Work instructions
Find the lines containing the word "this" and copy every one of them.
>> Begin Given information
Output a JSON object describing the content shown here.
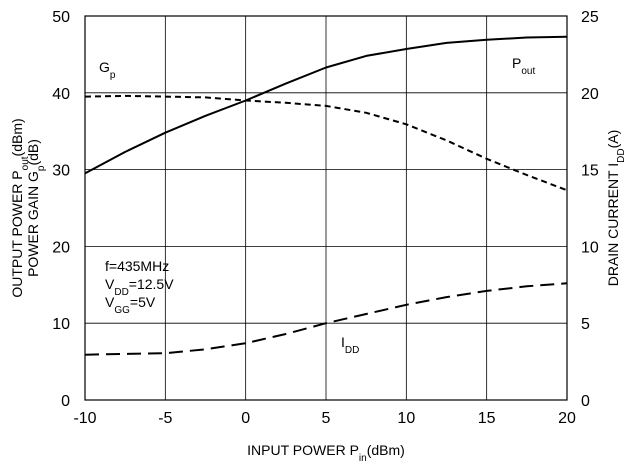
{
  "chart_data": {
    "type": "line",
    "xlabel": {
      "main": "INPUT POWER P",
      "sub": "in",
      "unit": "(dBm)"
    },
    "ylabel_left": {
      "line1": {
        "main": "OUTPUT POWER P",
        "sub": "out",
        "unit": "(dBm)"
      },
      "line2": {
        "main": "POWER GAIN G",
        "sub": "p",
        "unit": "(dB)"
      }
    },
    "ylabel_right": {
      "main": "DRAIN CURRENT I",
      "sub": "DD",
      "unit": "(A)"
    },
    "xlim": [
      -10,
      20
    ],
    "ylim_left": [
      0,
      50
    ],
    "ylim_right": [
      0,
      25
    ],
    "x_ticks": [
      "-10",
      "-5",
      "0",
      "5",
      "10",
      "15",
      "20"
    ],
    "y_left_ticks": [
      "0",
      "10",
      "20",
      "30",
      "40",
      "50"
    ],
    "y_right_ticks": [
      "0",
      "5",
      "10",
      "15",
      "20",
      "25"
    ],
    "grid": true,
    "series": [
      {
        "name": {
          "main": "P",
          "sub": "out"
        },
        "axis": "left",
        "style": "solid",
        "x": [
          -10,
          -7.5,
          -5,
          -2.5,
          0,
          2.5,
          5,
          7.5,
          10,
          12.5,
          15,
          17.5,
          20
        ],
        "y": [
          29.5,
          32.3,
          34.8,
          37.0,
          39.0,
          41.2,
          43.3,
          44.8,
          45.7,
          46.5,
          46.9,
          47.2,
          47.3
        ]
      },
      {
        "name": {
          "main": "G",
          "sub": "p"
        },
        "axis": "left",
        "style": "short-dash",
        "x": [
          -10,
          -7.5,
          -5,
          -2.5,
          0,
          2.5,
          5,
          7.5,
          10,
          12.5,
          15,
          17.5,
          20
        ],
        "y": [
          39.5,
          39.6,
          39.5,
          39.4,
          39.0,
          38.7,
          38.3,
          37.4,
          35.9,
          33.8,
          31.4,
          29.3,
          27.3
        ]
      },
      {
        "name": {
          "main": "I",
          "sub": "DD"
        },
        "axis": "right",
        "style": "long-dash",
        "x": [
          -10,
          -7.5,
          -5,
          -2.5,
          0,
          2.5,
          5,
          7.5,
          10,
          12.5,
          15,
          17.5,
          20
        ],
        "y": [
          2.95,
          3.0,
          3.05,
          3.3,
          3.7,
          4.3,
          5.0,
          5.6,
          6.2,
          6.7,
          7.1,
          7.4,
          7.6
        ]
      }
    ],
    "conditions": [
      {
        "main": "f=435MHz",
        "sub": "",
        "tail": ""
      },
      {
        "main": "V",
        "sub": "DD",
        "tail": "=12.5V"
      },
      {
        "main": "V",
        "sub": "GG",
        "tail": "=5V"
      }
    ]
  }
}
>> End Given information
>> Begin Given information
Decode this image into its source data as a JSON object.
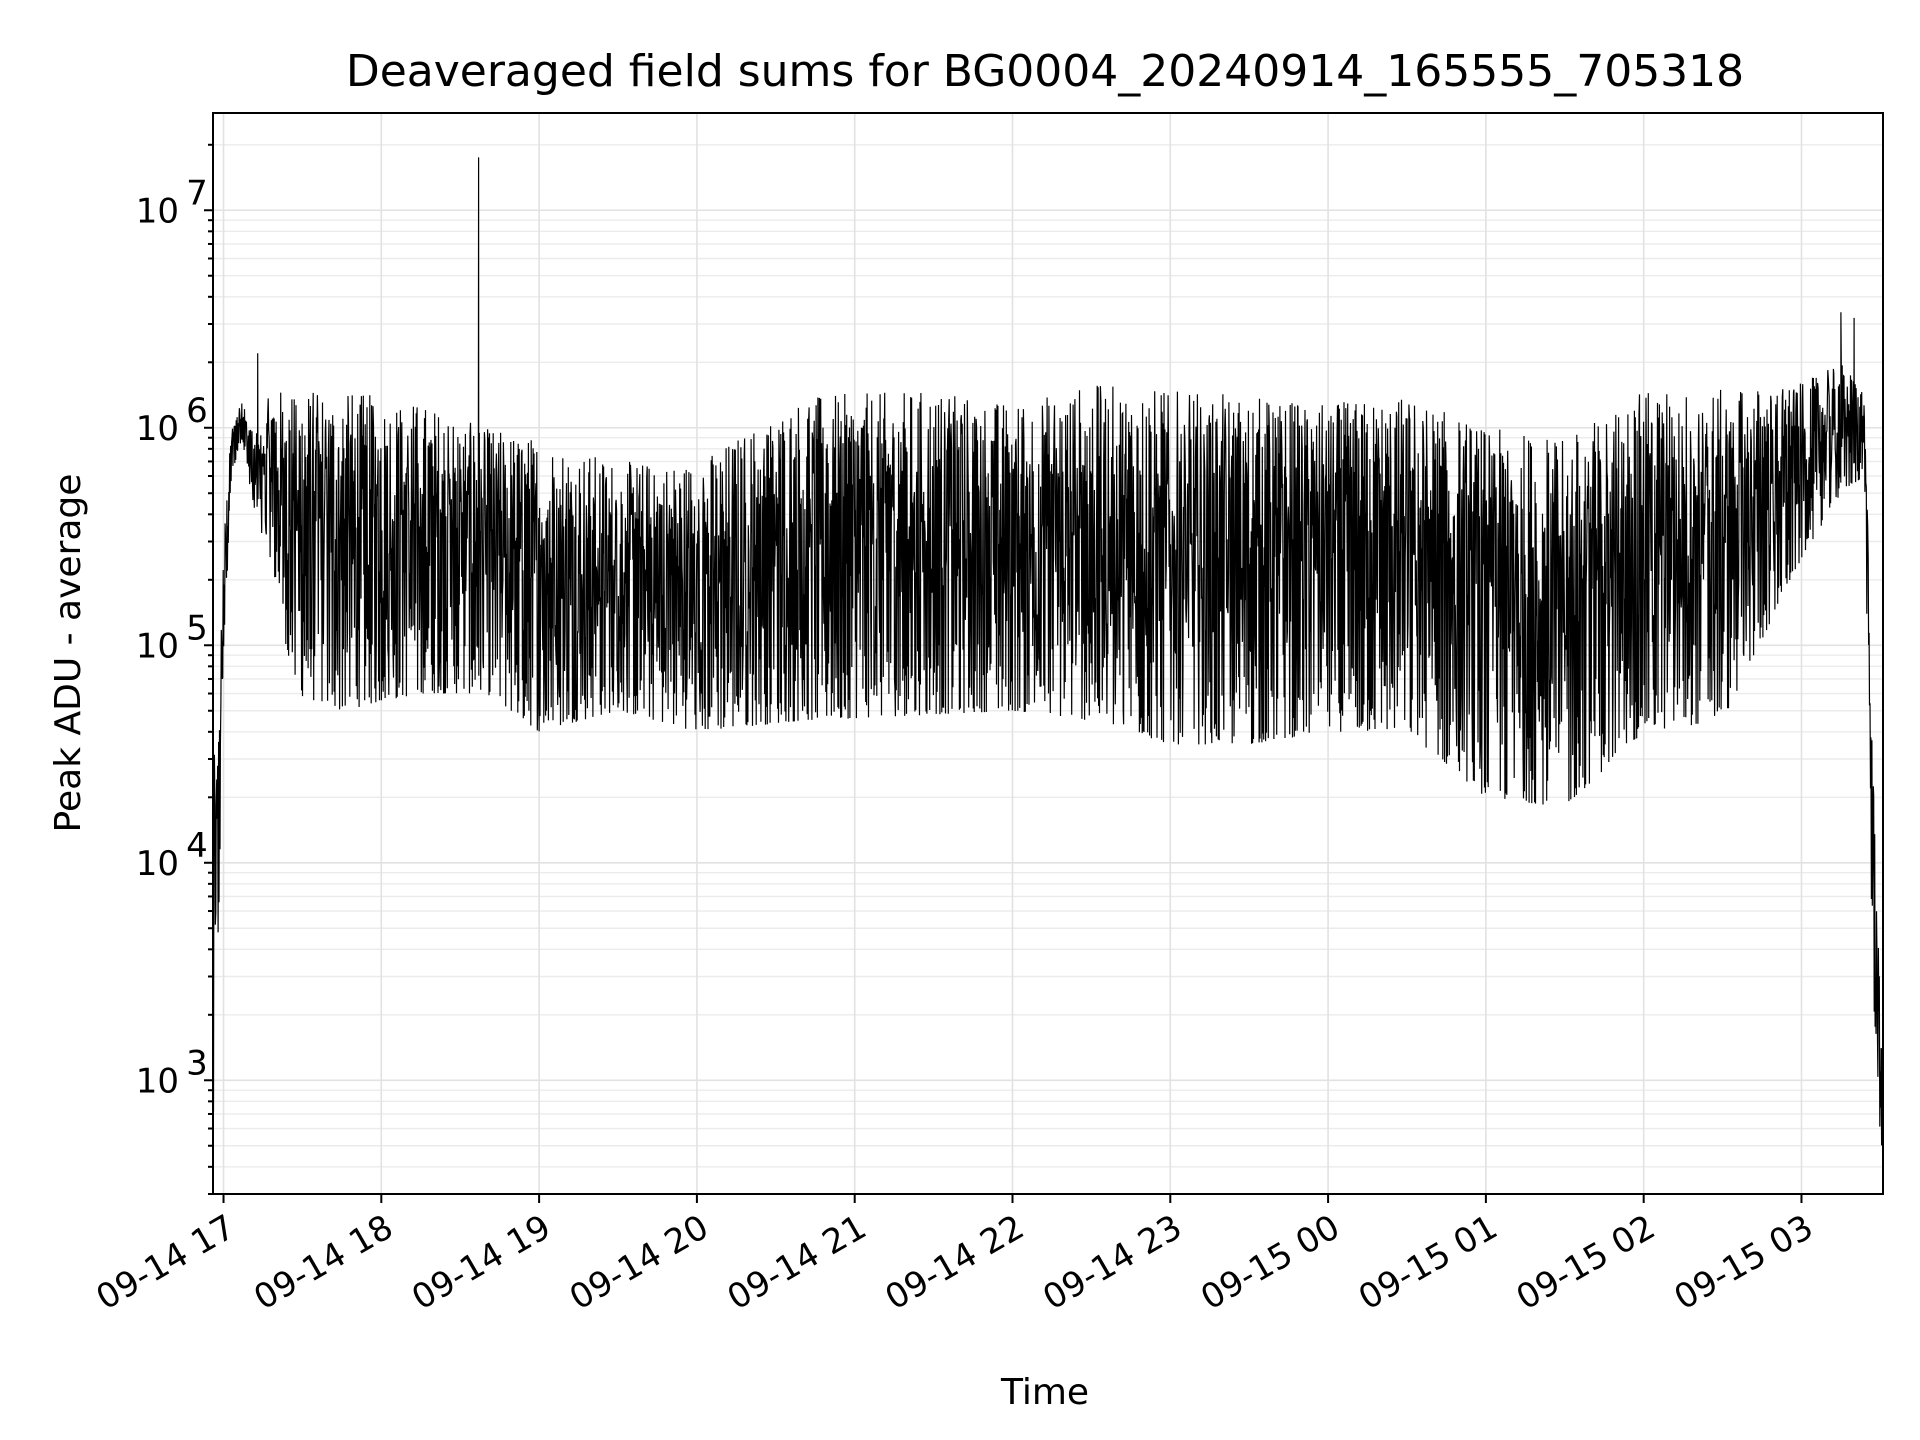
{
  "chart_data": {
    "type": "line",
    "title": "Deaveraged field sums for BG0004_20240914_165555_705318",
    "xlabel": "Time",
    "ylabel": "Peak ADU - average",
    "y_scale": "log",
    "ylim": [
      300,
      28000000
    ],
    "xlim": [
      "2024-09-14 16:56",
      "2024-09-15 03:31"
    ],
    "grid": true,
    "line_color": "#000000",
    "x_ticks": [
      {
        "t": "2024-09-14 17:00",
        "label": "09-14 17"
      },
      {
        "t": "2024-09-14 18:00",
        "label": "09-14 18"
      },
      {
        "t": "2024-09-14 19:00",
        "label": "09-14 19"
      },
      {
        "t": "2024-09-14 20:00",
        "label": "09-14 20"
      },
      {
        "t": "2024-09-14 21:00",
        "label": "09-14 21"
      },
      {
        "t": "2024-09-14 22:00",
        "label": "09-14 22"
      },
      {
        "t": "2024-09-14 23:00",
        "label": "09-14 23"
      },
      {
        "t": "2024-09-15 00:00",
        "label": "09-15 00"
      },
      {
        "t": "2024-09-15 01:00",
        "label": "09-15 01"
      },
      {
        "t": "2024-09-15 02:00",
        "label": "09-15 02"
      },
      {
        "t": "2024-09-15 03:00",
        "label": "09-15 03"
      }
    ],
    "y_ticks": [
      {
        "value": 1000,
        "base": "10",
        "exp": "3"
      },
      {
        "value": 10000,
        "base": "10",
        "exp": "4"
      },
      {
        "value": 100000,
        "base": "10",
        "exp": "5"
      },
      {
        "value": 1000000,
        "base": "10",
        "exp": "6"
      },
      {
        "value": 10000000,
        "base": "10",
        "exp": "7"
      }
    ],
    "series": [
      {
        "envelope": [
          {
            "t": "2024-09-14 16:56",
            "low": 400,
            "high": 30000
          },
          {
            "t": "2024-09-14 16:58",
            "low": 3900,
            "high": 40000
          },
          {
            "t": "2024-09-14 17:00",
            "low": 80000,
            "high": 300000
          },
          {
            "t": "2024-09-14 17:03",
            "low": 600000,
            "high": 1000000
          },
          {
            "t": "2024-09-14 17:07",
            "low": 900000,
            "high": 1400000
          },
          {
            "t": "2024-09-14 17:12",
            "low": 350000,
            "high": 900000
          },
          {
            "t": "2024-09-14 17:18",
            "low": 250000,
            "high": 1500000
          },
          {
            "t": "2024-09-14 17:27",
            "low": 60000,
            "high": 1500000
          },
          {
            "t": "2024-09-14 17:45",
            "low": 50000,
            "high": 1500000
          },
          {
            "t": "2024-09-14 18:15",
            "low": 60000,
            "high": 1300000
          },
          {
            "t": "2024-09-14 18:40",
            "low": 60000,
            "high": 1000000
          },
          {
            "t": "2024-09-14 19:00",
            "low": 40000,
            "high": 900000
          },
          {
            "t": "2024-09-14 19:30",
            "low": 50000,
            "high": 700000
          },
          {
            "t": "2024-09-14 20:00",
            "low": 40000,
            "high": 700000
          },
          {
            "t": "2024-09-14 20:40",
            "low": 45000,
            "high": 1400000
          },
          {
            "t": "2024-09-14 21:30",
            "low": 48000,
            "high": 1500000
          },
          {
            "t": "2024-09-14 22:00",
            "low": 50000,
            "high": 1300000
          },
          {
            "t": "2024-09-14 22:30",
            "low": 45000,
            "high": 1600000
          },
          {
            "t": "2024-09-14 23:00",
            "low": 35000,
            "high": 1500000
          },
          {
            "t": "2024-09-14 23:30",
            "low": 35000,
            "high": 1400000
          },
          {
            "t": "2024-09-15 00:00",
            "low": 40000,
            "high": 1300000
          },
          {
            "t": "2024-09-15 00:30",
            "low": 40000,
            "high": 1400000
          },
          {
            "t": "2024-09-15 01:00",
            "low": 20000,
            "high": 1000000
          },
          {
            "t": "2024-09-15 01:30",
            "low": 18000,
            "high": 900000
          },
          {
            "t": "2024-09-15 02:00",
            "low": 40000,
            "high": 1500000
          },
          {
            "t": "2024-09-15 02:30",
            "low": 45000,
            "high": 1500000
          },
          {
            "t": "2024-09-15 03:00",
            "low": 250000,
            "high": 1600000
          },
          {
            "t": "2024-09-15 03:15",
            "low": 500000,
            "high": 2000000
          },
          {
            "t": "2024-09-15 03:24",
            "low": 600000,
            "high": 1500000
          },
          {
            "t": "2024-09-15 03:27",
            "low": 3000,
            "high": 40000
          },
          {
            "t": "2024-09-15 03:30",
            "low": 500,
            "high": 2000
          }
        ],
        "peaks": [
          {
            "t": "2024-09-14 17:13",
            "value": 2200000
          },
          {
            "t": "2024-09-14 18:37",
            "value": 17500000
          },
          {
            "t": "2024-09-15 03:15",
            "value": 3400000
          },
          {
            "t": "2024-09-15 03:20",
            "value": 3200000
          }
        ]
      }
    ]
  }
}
>> End Given information
>> Begin Given information
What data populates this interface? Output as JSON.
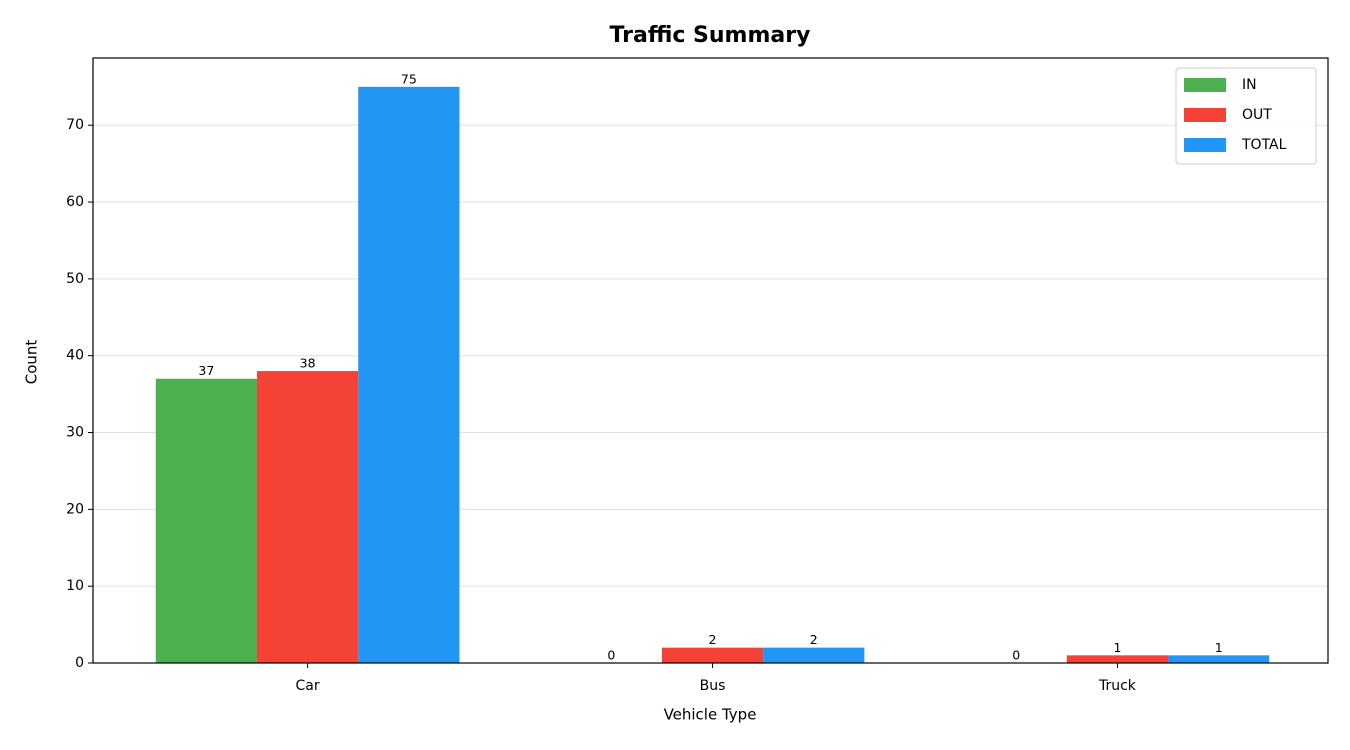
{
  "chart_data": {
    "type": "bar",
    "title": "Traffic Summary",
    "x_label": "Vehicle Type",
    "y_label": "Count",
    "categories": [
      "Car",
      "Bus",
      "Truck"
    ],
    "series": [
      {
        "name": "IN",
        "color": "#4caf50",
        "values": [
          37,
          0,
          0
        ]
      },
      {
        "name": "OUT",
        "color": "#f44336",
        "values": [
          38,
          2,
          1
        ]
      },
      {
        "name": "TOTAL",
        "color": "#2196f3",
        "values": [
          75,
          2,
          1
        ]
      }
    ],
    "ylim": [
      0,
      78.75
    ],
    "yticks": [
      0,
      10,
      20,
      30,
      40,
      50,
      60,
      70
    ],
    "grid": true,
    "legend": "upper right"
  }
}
>> End Given information
Full answer
Decode this image into its source data as a JSON object.
What data populates this interface? Output as JSON.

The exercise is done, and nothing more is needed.